§ **Work to complete**:
Pick out each line of the records that includes the string "JSON", and copy it.

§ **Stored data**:
====
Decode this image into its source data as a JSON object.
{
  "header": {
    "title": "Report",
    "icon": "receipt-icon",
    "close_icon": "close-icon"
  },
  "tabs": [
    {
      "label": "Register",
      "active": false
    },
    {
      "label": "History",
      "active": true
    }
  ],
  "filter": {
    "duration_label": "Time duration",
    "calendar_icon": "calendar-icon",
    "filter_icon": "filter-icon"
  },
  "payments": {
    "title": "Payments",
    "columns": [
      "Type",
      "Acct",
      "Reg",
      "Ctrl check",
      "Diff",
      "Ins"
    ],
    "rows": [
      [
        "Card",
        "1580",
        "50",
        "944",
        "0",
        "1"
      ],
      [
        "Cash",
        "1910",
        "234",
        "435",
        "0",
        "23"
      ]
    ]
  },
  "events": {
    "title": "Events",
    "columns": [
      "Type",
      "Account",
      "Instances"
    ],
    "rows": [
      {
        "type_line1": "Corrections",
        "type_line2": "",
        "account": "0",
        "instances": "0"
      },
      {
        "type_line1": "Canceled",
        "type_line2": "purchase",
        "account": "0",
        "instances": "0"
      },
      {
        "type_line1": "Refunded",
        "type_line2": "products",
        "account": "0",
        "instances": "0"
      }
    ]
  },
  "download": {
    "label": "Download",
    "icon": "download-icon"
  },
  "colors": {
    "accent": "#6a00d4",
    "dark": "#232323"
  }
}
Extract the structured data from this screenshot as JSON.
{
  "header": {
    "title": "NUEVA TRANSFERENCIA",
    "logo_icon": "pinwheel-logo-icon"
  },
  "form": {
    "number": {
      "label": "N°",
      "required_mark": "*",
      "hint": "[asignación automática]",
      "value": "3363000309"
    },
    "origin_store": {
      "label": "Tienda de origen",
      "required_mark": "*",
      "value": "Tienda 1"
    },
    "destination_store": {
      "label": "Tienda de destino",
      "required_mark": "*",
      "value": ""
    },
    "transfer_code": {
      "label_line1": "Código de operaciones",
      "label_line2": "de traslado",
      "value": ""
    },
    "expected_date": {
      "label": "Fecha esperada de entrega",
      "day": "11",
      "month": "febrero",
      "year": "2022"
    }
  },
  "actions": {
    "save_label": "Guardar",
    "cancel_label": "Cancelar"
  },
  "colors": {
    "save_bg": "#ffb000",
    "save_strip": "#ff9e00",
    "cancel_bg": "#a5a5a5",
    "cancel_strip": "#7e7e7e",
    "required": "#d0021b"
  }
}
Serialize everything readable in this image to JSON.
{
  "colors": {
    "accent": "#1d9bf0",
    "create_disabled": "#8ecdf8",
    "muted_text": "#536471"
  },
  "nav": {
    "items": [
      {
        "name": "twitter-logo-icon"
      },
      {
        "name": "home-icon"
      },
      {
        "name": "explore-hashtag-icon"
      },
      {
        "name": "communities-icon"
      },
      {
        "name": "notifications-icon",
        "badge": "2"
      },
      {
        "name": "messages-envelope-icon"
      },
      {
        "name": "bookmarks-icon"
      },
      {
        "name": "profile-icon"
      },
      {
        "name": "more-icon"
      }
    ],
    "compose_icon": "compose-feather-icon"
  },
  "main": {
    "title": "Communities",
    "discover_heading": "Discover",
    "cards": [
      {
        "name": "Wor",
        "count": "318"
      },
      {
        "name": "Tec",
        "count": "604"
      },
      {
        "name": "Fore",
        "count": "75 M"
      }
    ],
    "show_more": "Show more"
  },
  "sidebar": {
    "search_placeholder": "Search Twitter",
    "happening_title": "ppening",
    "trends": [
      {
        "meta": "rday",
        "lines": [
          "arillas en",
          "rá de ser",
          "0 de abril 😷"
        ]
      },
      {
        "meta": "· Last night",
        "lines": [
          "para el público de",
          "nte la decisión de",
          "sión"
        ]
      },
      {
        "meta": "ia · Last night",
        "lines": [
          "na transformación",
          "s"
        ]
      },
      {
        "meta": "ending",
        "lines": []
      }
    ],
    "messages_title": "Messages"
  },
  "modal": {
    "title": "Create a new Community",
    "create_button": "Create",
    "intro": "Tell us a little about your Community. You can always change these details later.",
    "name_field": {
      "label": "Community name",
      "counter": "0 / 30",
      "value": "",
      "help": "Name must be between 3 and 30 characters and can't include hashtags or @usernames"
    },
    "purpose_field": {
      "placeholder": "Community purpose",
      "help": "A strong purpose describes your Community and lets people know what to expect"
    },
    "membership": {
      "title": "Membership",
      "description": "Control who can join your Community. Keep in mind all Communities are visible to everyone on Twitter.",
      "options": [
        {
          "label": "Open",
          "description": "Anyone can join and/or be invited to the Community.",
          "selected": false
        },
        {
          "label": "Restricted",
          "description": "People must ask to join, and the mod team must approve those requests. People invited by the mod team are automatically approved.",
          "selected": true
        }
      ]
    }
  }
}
====
§ **Exercise result**:
Decode this image into its source data as a JSON object.
Extract the structured data from this screenshot as JSON.
Serialize everything readable in this image to JSON.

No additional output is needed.